[START OF Selected excerpt]

South African 1886-1957
Landscape, Northern Transvaal

signed; inscribed with the artist's name and the title on a label adhered to the reverse

oil on board
29 by 38,5cm excluding frame; 50 by 60 by 5cm including frame

Notes

Mountain scenes were already entrenched as a subject by the time JH Pierneef emerged as a young painter and graphic artist in the 1910s. Pierneef’s distinction emerged out of his commitment to depicting the landscapes of the recently unionised northern parts of South Africa in a thoroughly cosmopolitan and modern style. Shunning the fusty naturalism of revered Cape mountain painters like Gwelo Goodman and Jan Volschenk, Pierneef initially painted the country’s northern bushveld and escarpment areas in a mannered impressionist style before settling on his mature style. Hallmarks of this celebrated style include a tendency towards graphic simplification and the use of what art historian Anna Tietze describes as a ‘blonde’ colour range. Blues, greens, pinks and violets came to dominate Pierneef’s colour palette. ‘Although black is avoided, contrasts between light and shade are very striking and … help to intensify the drama and clarity of the image,’ writes Tietze.1

Pierneef roamed widely across the Transvaal, a fact reflected in his vast body of work depicting rocky outcrops and ranges across the northern province. The mountain in this undated composition is unnamed, not uncommon for Pierneef. The facts of its location are subordinated to the experience of a recessive mountain landscape seen from a flat vantage rendered in earthy hues. As the eye ascends to the purple apex of the mountain, the wandering eye is entertained by Pierneef’s visible fabrication of a topographical scene into a vividly painted image. Pierneef did not entirely spurn the showy brushwork in his early landscapes in his later career. As late as 1950, he would produce impressionistic rural scenes portraying little more than mountains framed by clouds. This work is typical.

[END OF Selected excerpt]
[START OF Source material]

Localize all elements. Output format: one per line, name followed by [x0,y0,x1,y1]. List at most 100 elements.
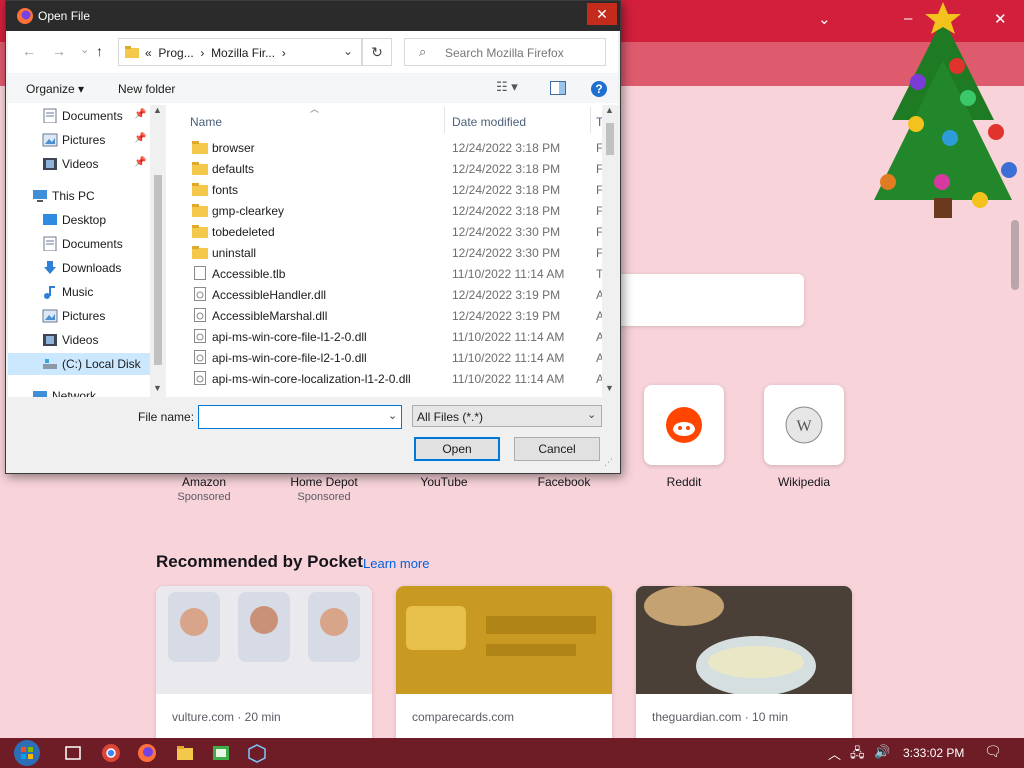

[END OF Source material]

Request —
Reproduce the entire catalogue entry on the Pierneef landscape word for word.

Finished exercise —
South African 1886-1957
Landscape, Northern Transvaal

signed; inscribed with the artist's name and the title on a label adhered to the reverse

oil on board
29 by 38,5cm excluding frame; 50 by 60 by 5cm including frame

Notes

Mountain scenes were already entrenched as a subject by the time JH Pierneef emerged as a young painter and graphic artist in the 1910s. Pierneef’s distinction emerged out of his commitment to depicting the landscapes of the recently unionised northern parts of South Africa in a thoroughly cosmopolitan and modern style. Shunning the fusty naturalism of revered Cape mountain painters like Gwelo Goodman and Jan Volschenk, Pierneef initially painted the country’s northern bushveld and escarpment areas in a mannered impressionist style before settling on his mature style. Hallmarks of this celebrated style include a tendency towards graphic simplification and the use of what art historian Anna Tietze describes as a ‘blonde’ colour range. Blues, greens, pinks and violets came to dominate Pierneef’s colour palette. ‘Although black is avoided, contrasts between light and shade are very striking and … help to intensify the drama and clarity of the image,’ writes Tietze.1

Pierneef roamed widely across the Transvaal, a fact reflected in his vast body of work depicting rocky outcrops and ranges across the northern province. The mountain in this undated composition is unnamed, not uncommon for Pierneef. The facts of its location are subordinated to the experience of a recessive mountain landscape seen from a flat vantage rendered in earthy hues. As the eye ascends to the purple apex of the mountain, the wandering eye is entertained by Pierneef’s visible fabrication of a topographical scene into a vividly painted image. Pierneef did not entirely spurn the showy brushwork in his early landscapes in his later career. As late as 1950, he would produce impressionistic rural scenes portraying little more than mountains framed by clouds. This work is typical.